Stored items
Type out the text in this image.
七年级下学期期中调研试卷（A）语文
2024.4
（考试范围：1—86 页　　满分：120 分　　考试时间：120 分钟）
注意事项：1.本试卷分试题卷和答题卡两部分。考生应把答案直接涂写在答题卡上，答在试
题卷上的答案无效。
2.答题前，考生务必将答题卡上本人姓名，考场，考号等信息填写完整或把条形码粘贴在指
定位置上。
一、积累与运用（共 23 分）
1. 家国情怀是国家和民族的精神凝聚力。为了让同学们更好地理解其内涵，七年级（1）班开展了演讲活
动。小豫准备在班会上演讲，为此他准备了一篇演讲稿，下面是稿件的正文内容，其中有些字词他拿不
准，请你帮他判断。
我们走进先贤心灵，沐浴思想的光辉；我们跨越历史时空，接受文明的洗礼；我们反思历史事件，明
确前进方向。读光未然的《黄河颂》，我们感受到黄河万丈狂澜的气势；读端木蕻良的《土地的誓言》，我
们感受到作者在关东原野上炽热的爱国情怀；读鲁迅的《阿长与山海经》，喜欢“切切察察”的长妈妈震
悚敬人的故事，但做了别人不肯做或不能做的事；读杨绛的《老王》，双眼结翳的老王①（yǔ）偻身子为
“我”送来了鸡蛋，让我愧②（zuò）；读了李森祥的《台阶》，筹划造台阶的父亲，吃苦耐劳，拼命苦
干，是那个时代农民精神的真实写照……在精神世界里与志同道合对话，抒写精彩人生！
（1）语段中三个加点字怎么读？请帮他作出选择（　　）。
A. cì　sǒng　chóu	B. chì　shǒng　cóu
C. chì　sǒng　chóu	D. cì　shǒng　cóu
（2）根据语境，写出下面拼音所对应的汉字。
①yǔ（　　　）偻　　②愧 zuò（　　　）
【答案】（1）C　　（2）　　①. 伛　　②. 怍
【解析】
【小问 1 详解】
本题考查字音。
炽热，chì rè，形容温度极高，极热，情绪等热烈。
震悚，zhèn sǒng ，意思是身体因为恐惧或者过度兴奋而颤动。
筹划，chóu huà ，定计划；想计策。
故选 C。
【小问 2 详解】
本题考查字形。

## Task requirements
Show all lines above holding "sǒng".

## Output of the exercise
A. cì　sǒng　chóu	B. chì　shǒng　cóu
C. chì　sǒng　chóu	D. cì　shǒng　cóu
震悚，zhèn sǒng ，意思是身体因为恐惧或者过度兴奋而颤动。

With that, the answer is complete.